-- START OF Provided information --

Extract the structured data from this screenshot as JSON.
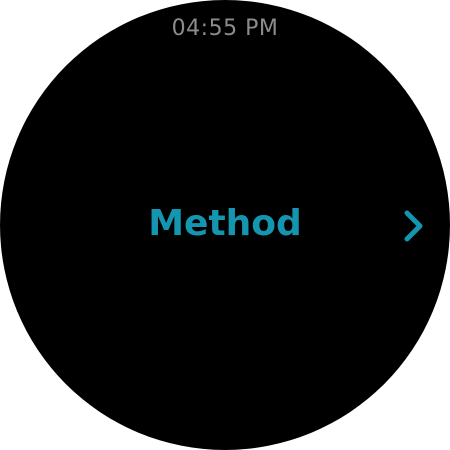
{
  "status_bar": {
    "time": "04:55 PM"
  },
  "main": {
    "title": "Method"
  },
  "navigation": {
    "next_icon": "chevron-right-icon"
  },
  "colors": {
    "background": "#000000",
    "accent": "#1596b0",
    "time_text": "#8c8c8c"
  }
}
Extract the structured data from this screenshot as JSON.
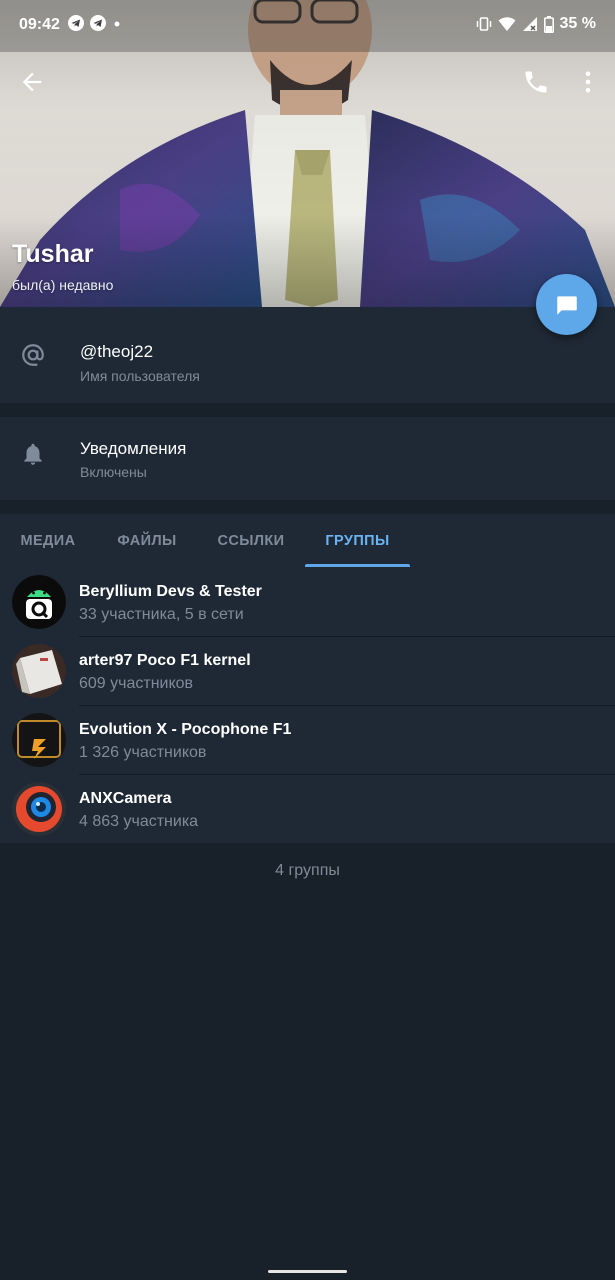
{
  "status_bar": {
    "time": "09:42",
    "left_icons": [
      "telegram-icon",
      "telegram-icon",
      "dot-icon"
    ],
    "right_icons": [
      "vibrate-icon",
      "wifi-icon",
      "signal-icon",
      "battery-icon"
    ],
    "battery": "35 %"
  },
  "header": {
    "back_icon": "back-arrow-icon",
    "actions": [
      "phone-icon",
      "more-vert-icon"
    ]
  },
  "profile": {
    "name": "Tushar",
    "status": "был(а) недавно",
    "fab_icon": "message-icon"
  },
  "info": {
    "username": {
      "icon": "at-sign-icon",
      "value": "@theoj22",
      "label": "Имя пользователя"
    },
    "notifications": {
      "icon": "bell-icon",
      "value": "Уведомления",
      "label": "Включены"
    }
  },
  "tabs": [
    {
      "label": "МЕДИА",
      "active": false
    },
    {
      "label": "ФАЙЛЫ",
      "active": false
    },
    {
      "label": "ССЫЛКИ",
      "active": false
    },
    {
      "label": "ГРУППЫ",
      "active": true
    }
  ],
  "groups": [
    {
      "title": "Beryllium Devs & Tester",
      "subtitle": "33 участника, 5 в сети"
    },
    {
      "title": "arter97 Poco F1 kernel",
      "subtitle": "609 участников"
    },
    {
      "title": "Evolution X - Pocophone F1",
      "subtitle": "1 326 участников"
    },
    {
      "title": "ANXCamera",
      "subtitle": "4 863 участника"
    }
  ],
  "groups_count": "4 группы",
  "colors": {
    "background": "#18202a",
    "surface": "#1f2935",
    "accent": "#5ea7e8",
    "secondary_text": "#7f8b98"
  }
}
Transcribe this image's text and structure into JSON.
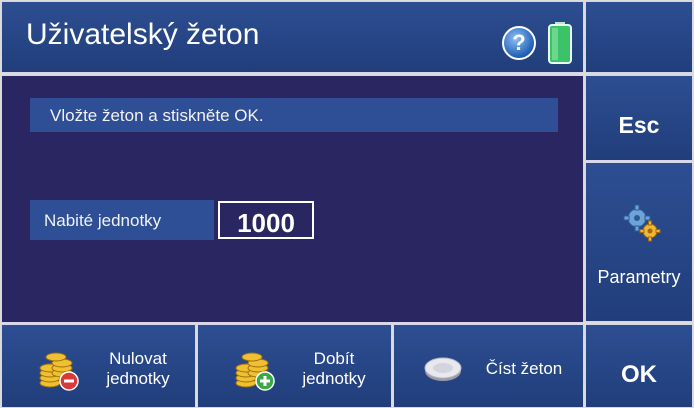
{
  "title_bar": {
    "title": "Uživatelský žeton",
    "help_icon": "help-icon",
    "help_symbol": "?",
    "battery_icon": "battery-icon"
  },
  "main": {
    "message": "Vložte žeton a stiskněte OK.",
    "units_label": "Nabité jednotky",
    "units_value": "1000"
  },
  "side_buttons": {
    "esc": "Esc",
    "parameters": "Parametry",
    "ok": "OK"
  },
  "bottom_buttons": {
    "reset_line1": "Nulovat",
    "reset_line2": "jednotky",
    "charge_line1": "Dobít",
    "charge_line2": "jednotky",
    "read_token": "Číst žeton"
  },
  "colors": {
    "title_bar": "#2d4e92",
    "main_background": "#2a2661",
    "field_background": "#2e4f95",
    "text": "#ffffff"
  }
}
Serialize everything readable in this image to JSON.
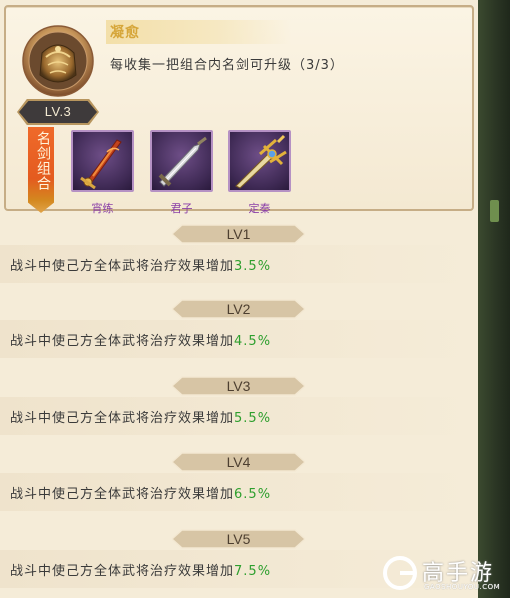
{
  "skill": {
    "name": "凝愈",
    "description": "每收集一把组合内名剑可升级（3/3）",
    "level": "LV.3",
    "icon": "bronze-armor-icon"
  },
  "combo": {
    "tag": "名剑组合",
    "swords": [
      {
        "label": "宵练",
        "icon": "flame-blade-icon"
      },
      {
        "label": "君子",
        "icon": "silver-sword-icon"
      },
      {
        "label": "定秦",
        "icon": "golden-sword-icon"
      }
    ]
  },
  "levels": [
    {
      "label": "LV1",
      "text": "战斗中使己方全体武将治疗效果增加",
      "value": "3.5%"
    },
    {
      "label": "LV2",
      "text": "战斗中使己方全体武将治疗效果增加",
      "value": "4.5%"
    },
    {
      "label": "LV3",
      "text": "战斗中使己方全体武将治疗效果增加",
      "value": "5.5%"
    },
    {
      "label": "LV4",
      "text": "战斗中使己方全体武将治疗效果增加",
      "value": "6.5%"
    },
    {
      "label": "LV5",
      "text": "战斗中使己方全体武将治疗效果增加",
      "value": "7.5%"
    }
  ],
  "watermark": {
    "brand": "高手游",
    "url": "GAOSHOUYOU.COM"
  },
  "colors": {
    "panel": "#f5ecd8",
    "highlight": "#2e9f2e",
    "skill_name": "#d6a63a",
    "sword_label": "#8a3fa7",
    "combo_tag": "#e45b1f"
  }
}
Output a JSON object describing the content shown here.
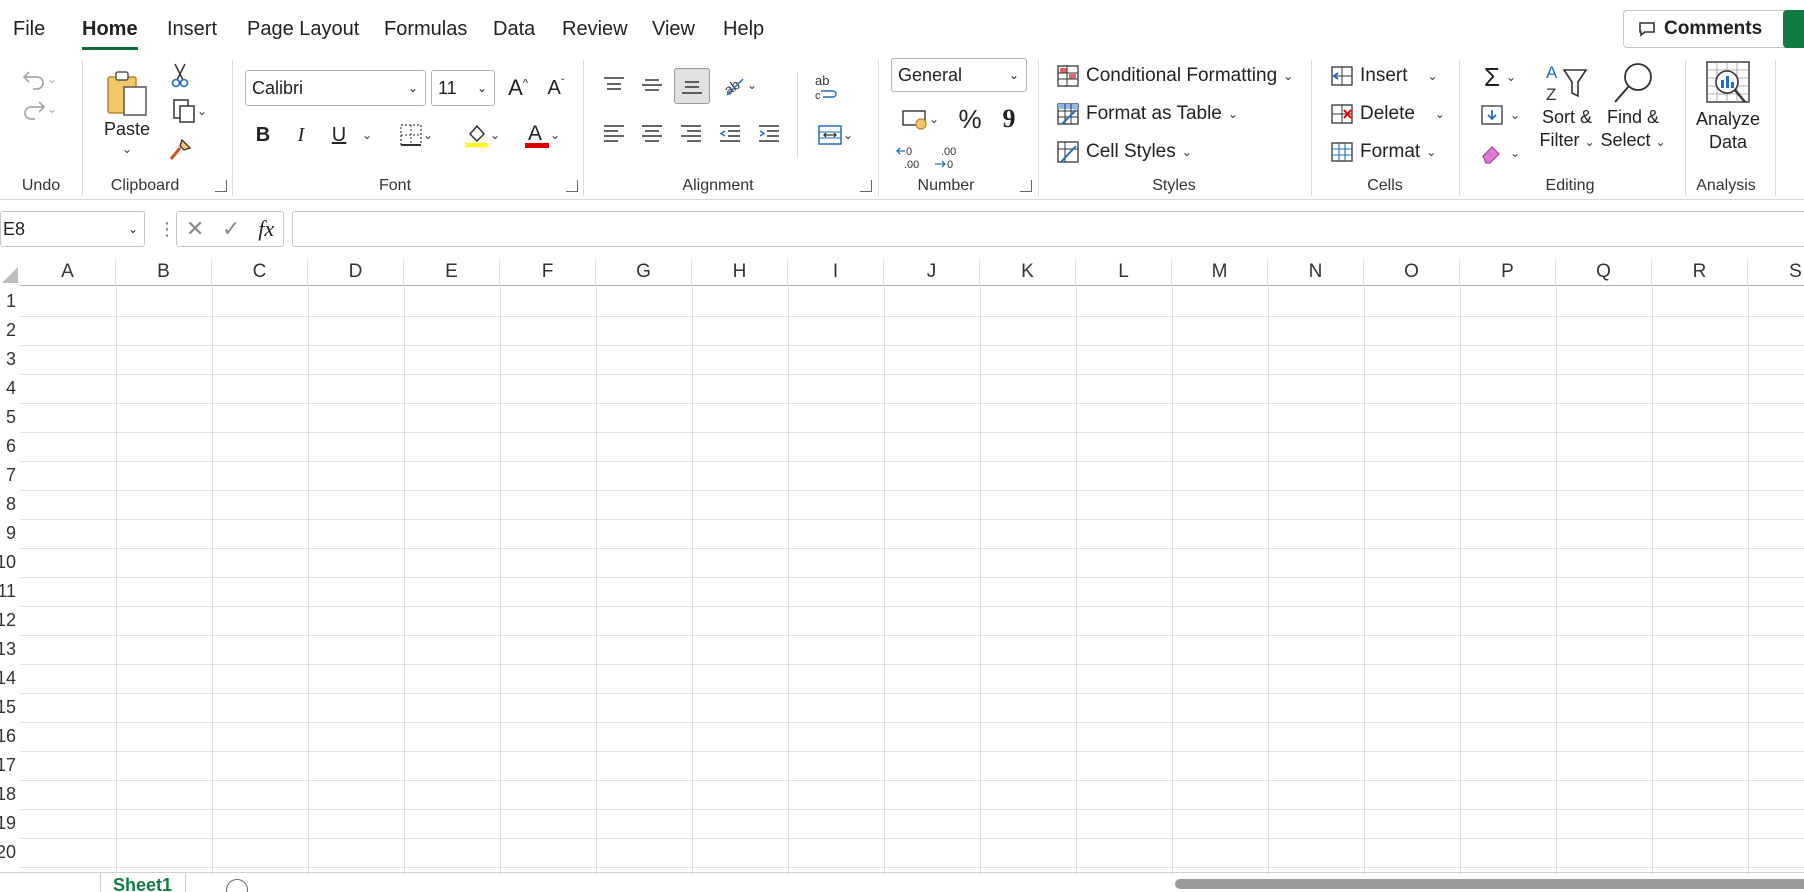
{
  "menu": {
    "tabs": [
      {
        "label": "File"
      },
      {
        "label": "Home"
      },
      {
        "label": "Insert"
      },
      {
        "label": "Page Layout"
      },
      {
        "label": "Formulas"
      },
      {
        "label": "Data"
      },
      {
        "label": "Review"
      },
      {
        "label": "View"
      },
      {
        "label": "Help"
      }
    ],
    "active_tab": "Home",
    "comments_label": "Comments"
  },
  "ribbon": {
    "groups": {
      "undo": "Undo",
      "clipboard": "Clipboard",
      "font": "Font",
      "alignment": "Alignment",
      "number": "Number",
      "styles": "Styles",
      "cells": "Cells",
      "editing": "Editing",
      "analysis": "Analysis"
    },
    "clipboard": {
      "paste_label": "Paste"
    },
    "font": {
      "font_name": "Calibri",
      "font_size": "11",
      "bold": "B",
      "italic": "I",
      "underline": "U"
    },
    "number": {
      "format": "General",
      "percent": "%",
      "comma": "9"
    },
    "styles": {
      "conditional_formatting": "Conditional Formatting",
      "format_as_table": "Format as Table",
      "cell_styles": "Cell Styles"
    },
    "cells": {
      "insert": "Insert",
      "delete": "Delete",
      "format": "Format"
    },
    "editing": {
      "sort_filter_line1": "Sort &",
      "sort_filter_line2": "Filter",
      "find_select_line1": "Find &",
      "find_select_line2": "Select"
    },
    "analysis": {
      "analyze_line1": "Analyze",
      "analyze_line2": "Data"
    }
  },
  "formula_bar": {
    "name_box": "E8",
    "fx": "fx",
    "formula": ""
  },
  "grid": {
    "columns": [
      "A",
      "B",
      "C",
      "D",
      "E",
      "F",
      "G",
      "H",
      "I",
      "J",
      "K",
      "L",
      "M",
      "N",
      "O",
      "P",
      "Q",
      "R",
      "S"
    ],
    "rows": [
      "1",
      "2",
      "3",
      "4",
      "5",
      "6",
      "7",
      "8",
      "9",
      "10",
      "11",
      "12",
      "13",
      "14",
      "15",
      "16",
      "17",
      "18",
      "19",
      "20"
    ]
  },
  "sheets": {
    "tabs": [
      "Sheet1"
    ],
    "active": "Sheet1"
  },
  "colors": {
    "accent": "#107c41",
    "active_tab_underline": "#0f6b3a",
    "highlight_yellow": "#ffff00",
    "font_red": "#e00000"
  }
}
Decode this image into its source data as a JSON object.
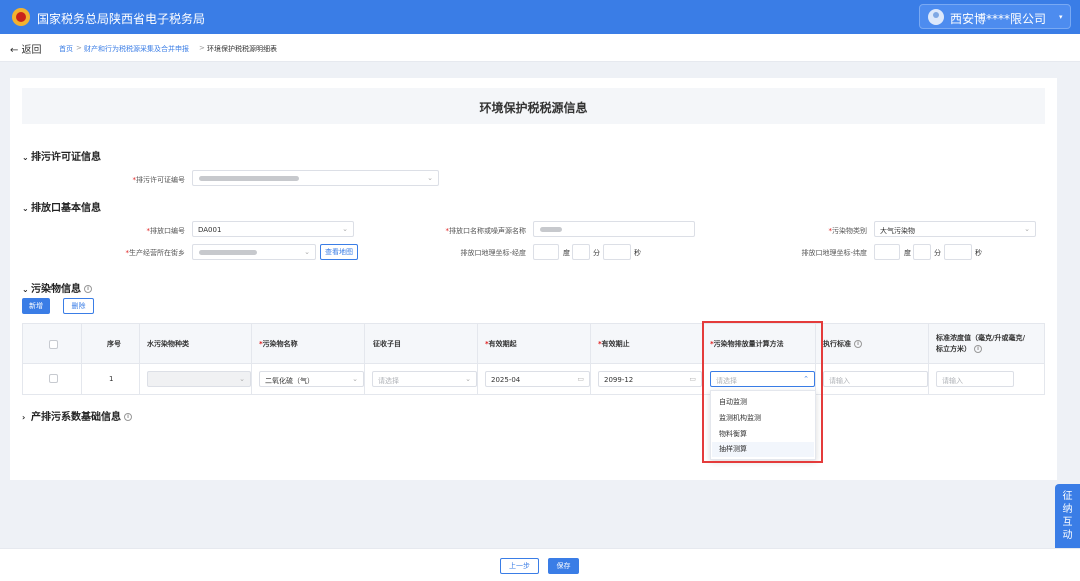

-- END OF Provided information --

Write out the listing above exactly as it stands, pictures excluded.

Answer for the task
Extract the structured data from this screenshot as JSON.
{
  "status_bar": {
    "time": "04:55 PM"
  },
  "main": {
    "title": "Method"
  },
  "navigation": {
    "next_icon": "chevron-right-icon"
  },
  "colors": {
    "background": "#000000",
    "accent": "#1596b0",
    "time_text": "#8c8c8c"
  }
}
Extract the structured data from this screenshot as JSON.
{
  "status_bar": {
    "time": "09:42",
    "left_icons": [
      "telegram-icon",
      "telegram-icon",
      "dot-icon"
    ],
    "right_icons": [
      "vibrate-icon",
      "wifi-icon",
      "signal-icon",
      "battery-icon"
    ],
    "battery": "35 %"
  },
  "header": {
    "back_icon": "back-arrow-icon",
    "actions": [
      "phone-icon",
      "more-vert-icon"
    ]
  },
  "profile": {
    "name": "Tushar",
    "status": "был(а) недавно",
    "fab_icon": "message-icon"
  },
  "info": {
    "username": {
      "icon": "at-sign-icon",
      "value": "@theoj22",
      "label": "Имя пользователя"
    },
    "notifications": {
      "icon": "bell-icon",
      "value": "Уведомления",
      "label": "Включены"
    }
  },
  "tabs": [
    {
      "label": "МЕДИА",
      "active": false
    },
    {
      "label": "ФАЙЛЫ",
      "active": false
    },
    {
      "label": "ССЫЛКИ",
      "active": false
    },
    {
      "label": "ГРУППЫ",
      "active": true
    }
  ],
  "groups": [
    {
      "title": "Beryllium Devs & Tester",
      "subtitle": "33 участника, 5 в сети"
    },
    {
      "title": "arter97 Poco F1 kernel",
      "subtitle": "609 участников"
    },
    {
      "title": "Evolution X - Pocophone F1",
      "subtitle": "1 326 участников"
    },
    {
      "title": "ANXCamera",
      "subtitle": "4 863 участника"
    }
  ],
  "groups_count": "4 группы",
  "colors": {
    "background": "#18202a",
    "surface": "#1f2935",
    "accent": "#5ea7e8",
    "secondary_text": "#7f8b98"
  }
}
Transcribe this image's text and structure into JSON.
{
  "title_bar": {
    "title": "Uživatelský žeton",
    "help_icon": "help-icon",
    "help_symbol": "?",
    "battery_icon": "battery-icon"
  },
  "main": {
    "message": "Vložte žeton a stiskněte OK.",
    "units_label": "Nabité jednotky",
    "units_value": "1000"
  },
  "side_buttons": {
    "esc": "Esc",
    "parameters": "Parametry",
    "ok": "OK"
  },
  "bottom_buttons": {
    "reset_line1": "Nulovat",
    "reset_line2": "jednotky",
    "charge_line1": "Dobít",
    "charge_line2": "jednotky",
    "read_token": "Číst žeton"
  },
  "colors": {
    "title_bar": "#2d4e92",
    "main_background": "#2a2661",
    "field_background": "#2e4f95",
    "text": "#ffffff"
  }
}
Serialize everything readable in this image to JSON.
{
  "skill": {
    "name": "凝愈",
    "description": "每收集一把组合内名剑可升级（3/3）",
    "level": "LV.3",
    "icon": "bronze-armor-icon"
  },
  "combo": {
    "tag": "名剑组合",
    "swords": [
      {
        "label": "宵练",
        "icon": "flame-blade-icon"
      },
      {
        "label": "君子",
        "icon": "silver-sword-icon"
      },
      {
        "label": "定秦",
        "icon": "golden-sword-icon"
      }
    ]
  },
  "levels": [
    {
      "label": "LV1",
      "text": "战斗中使己方全体武将治疗效果增加",
      "value": "3.5%"
    },
    {
      "label": "LV2",
      "text": "战斗中使己方全体武将治疗效果增加",
      "value": "4.5%"
    },
    {
      "label": "LV3",
      "text": "战斗中使己方全体武将治疗效果增加",
      "value": "5.5%"
    },
    {
      "label": "LV4",
      "text": "战斗中使己方全体武将治疗效果增加",
      "value": "6.5%"
    },
    {
      "label": "LV5",
      "text": "战斗中使己方全体武将治疗效果增加",
      "value": "7.5%"
    }
  ],
  "watermark": {
    "brand": "高手游",
    "url": "GAOSHOUYOU.COM"
  },
  "colors": {
    "panel": "#f5ecd8",
    "highlight": "#2e9f2e",
    "skill_name": "#d6a63a",
    "sword_label": "#8a3fa7",
    "combo_tag": "#e45b1f"
  }
}
Output a JSON object describing the content shown here.
{
  "menu": {
    "tabs": [
      {
        "label": "File"
      },
      {
        "label": "Home"
      },
      {
        "label": "Insert"
      },
      {
        "label": "Page Layout"
      },
      {
        "label": "Formulas"
      },
      {
        "label": "Data"
      },
      {
        "label": "Review"
      },
      {
        "label": "View"
      },
      {
        "label": "Help"
      }
    ],
    "active_tab": "Home",
    "comments_label": "Comments"
  },
  "ribbon": {
    "groups": {
      "undo": "Undo",
      "clipboard": "Clipboard",
      "font": "Font",
      "alignment": "Alignment",
      "number": "Number",
      "styles": "Styles",
      "cells": "Cells",
      "editing": "Editing",
      "analysis": "Analysis"
    },
    "clipboard": {
      "paste_label": "Paste"
    },
    "font": {
      "font_name": "Calibri",
      "font_size": "11",
      "bold": "B",
      "italic": "I",
      "underline": "U"
    },
    "number": {
      "format": "General",
      "percent": "%",
      "comma": "9"
    },
    "styles": {
      "conditional_formatting": "Conditional Formatting",
      "format_as_table": "Format as Table",
      "cell_styles": "Cell Styles"
    },
    "cells": {
      "insert": "Insert",
      "delete": "Delete",
      "format": "Format"
    },
    "editing": {
      "sort_filter_line1": "Sort &",
      "sort_filter_line2": "Filter",
      "find_select_line1": "Find &",
      "find_select_line2": "Select"
    },
    "analysis": {
      "analyze_line1": "Analyze",
      "analyze_line2": "Data"
    }
  },
  "formula_bar": {
    "name_box": "E8",
    "fx": "fx",
    "formula": ""
  },
  "grid": {
    "columns": [
      "A",
      "B",
      "C",
      "D",
      "E",
      "F",
      "G",
      "H",
      "I",
      "J",
      "K",
      "L",
      "M",
      "N",
      "O",
      "P",
      "Q",
      "R",
      "S"
    ],
    "rows": [
      "1",
      "2",
      "3",
      "4",
      "5",
      "6",
      "7",
      "8",
      "9",
      "10",
      "11",
      "12",
      "13",
      "14",
      "15",
      "16",
      "17",
      "18",
      "19",
      "20"
    ]
  },
  "sheets": {
    "tabs": [
      "Sheet1"
    ],
    "active": "Sheet1"
  },
  "colors": {
    "accent": "#107c41",
    "active_tab_underline": "#0f6b3a",
    "highlight_yellow": "#ffff00",
    "font_red": "#e00000"
  }
}
Decode this image into its source data as a JSON object.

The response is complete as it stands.